[TASK]: Every line that contains "screenshot" counts once; give the total number of such lines, with no other words.

[RECORDED INFORMATION]:
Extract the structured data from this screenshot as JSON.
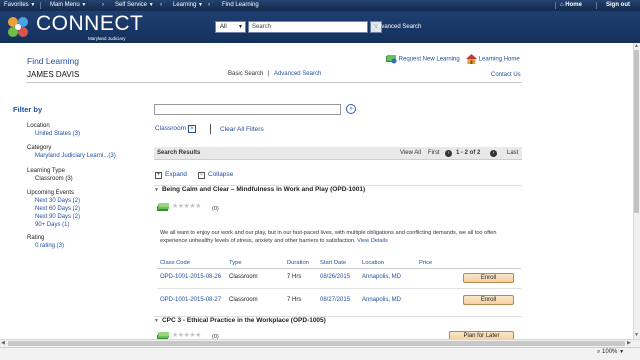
{
  "topnav": {
    "favorites": "Favorites",
    "main_menu": "Main Menu",
    "self_service": "Self Service",
    "learning": "Learning",
    "find_learning": "Find Learning",
    "home": "Home",
    "sign_out": "Sign out"
  },
  "header": {
    "brand": "CONNECT",
    "brand_sub": "Maryland Judiciary",
    "search_scope": "All",
    "search_placeholder": "Search",
    "advanced_search": "Advanced Search"
  },
  "subheader": {
    "page_title": "Find Learning",
    "user_name": "JAMES DAVIS",
    "basic_search": "Basic Search",
    "separator": "|",
    "advanced_search": "Advanced Search",
    "request_new_learning": "Request New Learning",
    "learning_home": "Learning Home",
    "contact_us": "Contact Us"
  },
  "filters": {
    "title": "Filter by",
    "location": {
      "heading": "Location",
      "values": [
        "United States (3)"
      ]
    },
    "category": {
      "heading": "Category",
      "values": [
        "Maryland Judiciary Learni...(3)"
      ]
    },
    "learning_type": {
      "heading": "Learning Type",
      "values": [
        "Classroom (3)"
      ]
    },
    "upcoming_events": {
      "heading": "Upcoming Events",
      "values": [
        "Next 30 Days (2)",
        "Next 60 Days (2)",
        "Next 90 Days (2)",
        "90+ Days (1)"
      ]
    },
    "rating": {
      "heading": "Rating",
      "values": [
        "0 rating (3)"
      ]
    }
  },
  "main": {
    "selected_filter": "Classroom",
    "clear_all": "Clear All Filters",
    "results_label": "Search Results",
    "view_all": "View All",
    "first": "First",
    "range": "1 - 2 of 2",
    "last": "Last",
    "expand": "Expand",
    "collapse": "Collapse"
  },
  "courses": [
    {
      "title": "Being Calm and Clear – Mindfulness in Work and Play (OPD-1001)",
      "rating_count": "(0)",
      "rating": 0,
      "description": "We all want to enjoy our work and our play, but in our fast-paced lives, with multiple obligations and conflicting demands, we all too often experience unhealthy levels of stress, anxiety and other barriers to satisfaction.",
      "view_details": "View Details",
      "columns": [
        "Class Code",
        "Type",
        "Duration",
        "Start Date",
        "Location",
        "Price"
      ],
      "classes": [
        {
          "code": "OPD-1001-2015-08-26",
          "type": "Classroom",
          "duration": "7 Hrs",
          "start": "08/26/2015",
          "location": "Annapolis, MD",
          "price": "",
          "action": "Enroll"
        },
        {
          "code": "OPD-1001-2015-08-27",
          "type": "Classroom",
          "duration": "7 Hrs",
          "start": "08/27/2015",
          "location": "Annapolis, MD",
          "price": "",
          "action": "Enroll"
        }
      ]
    },
    {
      "title": "CPC 3 - Ethical Practice in the Workplace (OPD-1005)",
      "rating_count": "(0)",
      "rating": 0,
      "action": "Plan for Later"
    }
  ],
  "status": {
    "zoom": "100%"
  },
  "colors": {
    "header_bg": "#1e3f72",
    "link": "#1f4e9c",
    "button": "#f2cfa0",
    "book_icon": "#3c8a3c"
  }
}
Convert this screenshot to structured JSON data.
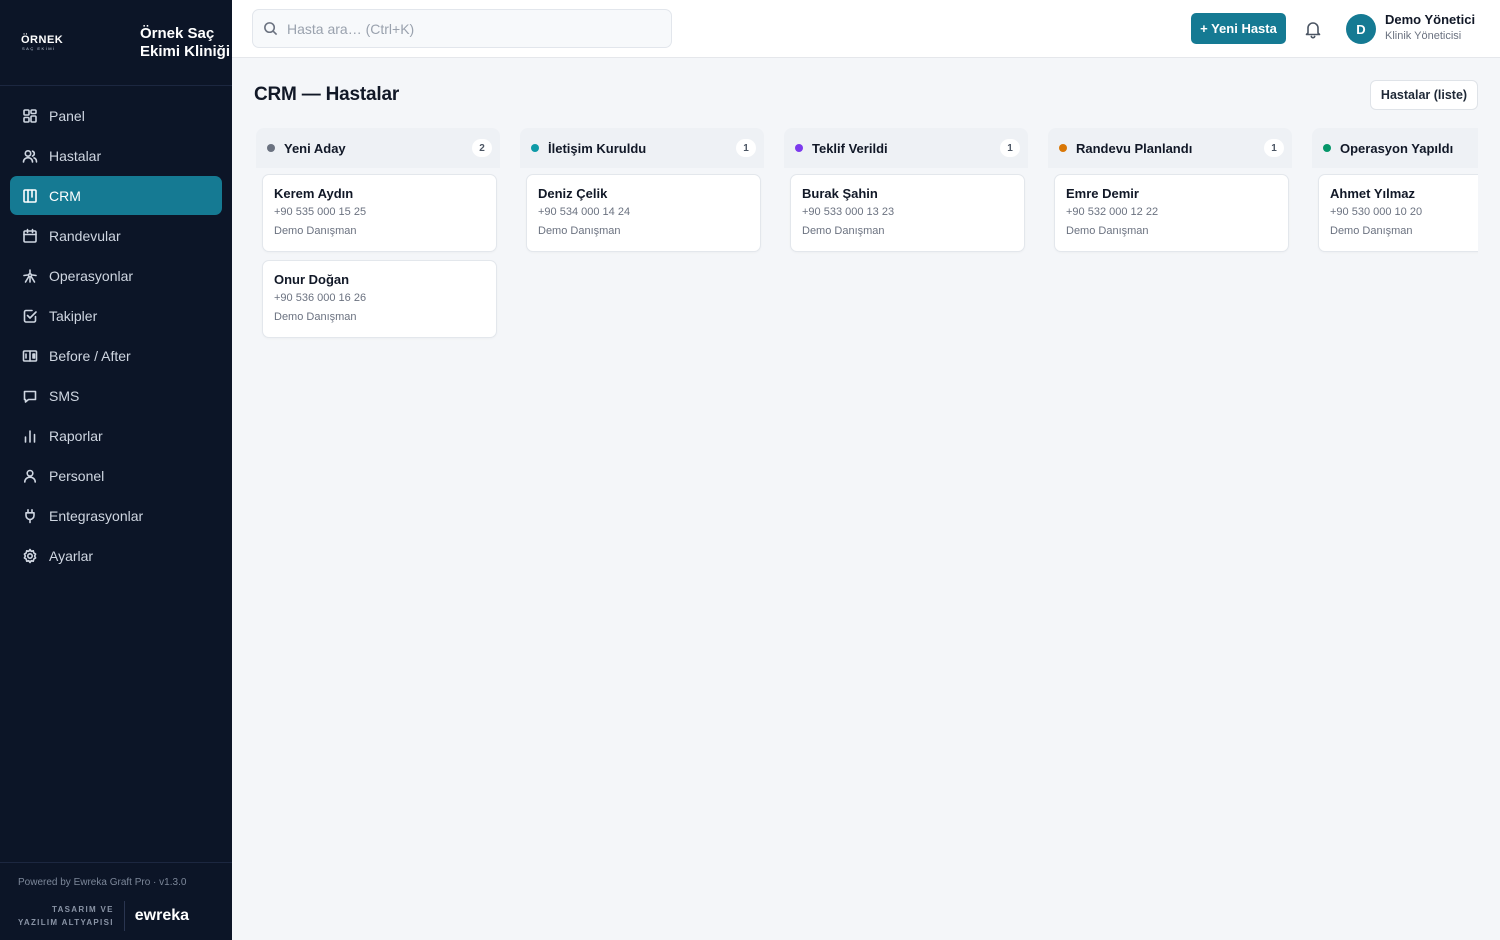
{
  "sidebar": {
    "logo_main": "ÖRNEK",
    "logo_sub": "SAÇ EKİMİ",
    "clinic_name": "Örnek Saç Ekimi Kliniği",
    "items": [
      {
        "label": "Panel",
        "icon": "grid-icon",
        "active": false
      },
      {
        "label": "Hastalar",
        "icon": "users-icon",
        "active": false
      },
      {
        "label": "CRM",
        "icon": "kanban-icon",
        "active": true
      },
      {
        "label": "Randevular",
        "icon": "calendar-icon",
        "active": false
      },
      {
        "label": "Operasyonlar",
        "icon": "syringe-icon",
        "active": false
      },
      {
        "label": "Takipler",
        "icon": "checkbox-icon",
        "active": false
      },
      {
        "label": "Before / After",
        "icon": "compare-icon",
        "active": false
      },
      {
        "label": "SMS",
        "icon": "message-icon",
        "active": false
      },
      {
        "label": "Raporlar",
        "icon": "bar-chart-icon",
        "active": false
      },
      {
        "label": "Personel",
        "icon": "user-icon",
        "active": false
      },
      {
        "label": "Entegrasyonlar",
        "icon": "plug-icon",
        "active": false
      },
      {
        "label": "Ayarlar",
        "icon": "gear-icon",
        "active": false
      }
    ],
    "footer": {
      "powered": "Powered by Ewreka Graft Pro · v1.3.0",
      "design_line1": "TASARIM VE",
      "design_line2": "YAZILIM ALTYAPISI",
      "brand": "ewreka"
    }
  },
  "topbar": {
    "search_placeholder": "Hasta ara… (Ctrl+K)",
    "new_patient": "+ Yeni Hasta",
    "user": {
      "initial": "D",
      "name": "Demo Yönetici",
      "role": "Klinik Yöneticisi"
    }
  },
  "main": {
    "title": "CRM — Hastalar",
    "list_button": "Hastalar (liste)",
    "columns": [
      {
        "title": "Yeni Aday",
        "count": "2",
        "color": "#6b7280",
        "cards": [
          {
            "name": "Kerem Aydın",
            "phone": "+90 535 000 15 25",
            "agent": "Demo Danışman"
          },
          {
            "name": "Onur Doğan",
            "phone": "+90 536 000 16 26",
            "agent": "Demo Danışman"
          }
        ]
      },
      {
        "title": "İletişim Kuruldu",
        "count": "1",
        "color": "#0e9aa7",
        "cards": [
          {
            "name": "Deniz Çelik",
            "phone": "+90 534 000 14 24",
            "agent": "Demo Danışman"
          }
        ]
      },
      {
        "title": "Teklif Verildi",
        "count": "1",
        "color": "#7c3aed",
        "cards": [
          {
            "name": "Burak Şahin",
            "phone": "+90 533 000 13 23",
            "agent": "Demo Danışman"
          }
        ]
      },
      {
        "title": "Randevu Planlandı",
        "count": "1",
        "color": "#d97706",
        "cards": [
          {
            "name": "Emre Demir",
            "phone": "+90 532 000 12 22",
            "agent": "Demo Danışman"
          }
        ]
      },
      {
        "title": "Operasyon Yapıldı",
        "count": "",
        "color": "#059669",
        "cards": [
          {
            "name": "Ahmet Yılmaz",
            "phone": "+90 530 000 10 20",
            "agent": "Demo Danışman"
          }
        ]
      }
    ]
  }
}
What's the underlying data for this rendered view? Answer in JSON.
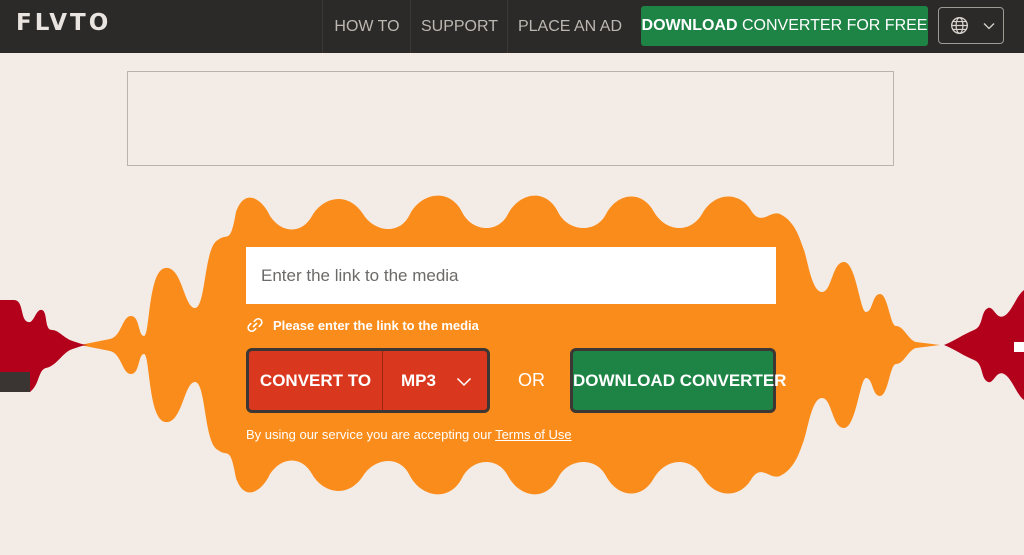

[OUTPUT OF THE TASK]: 2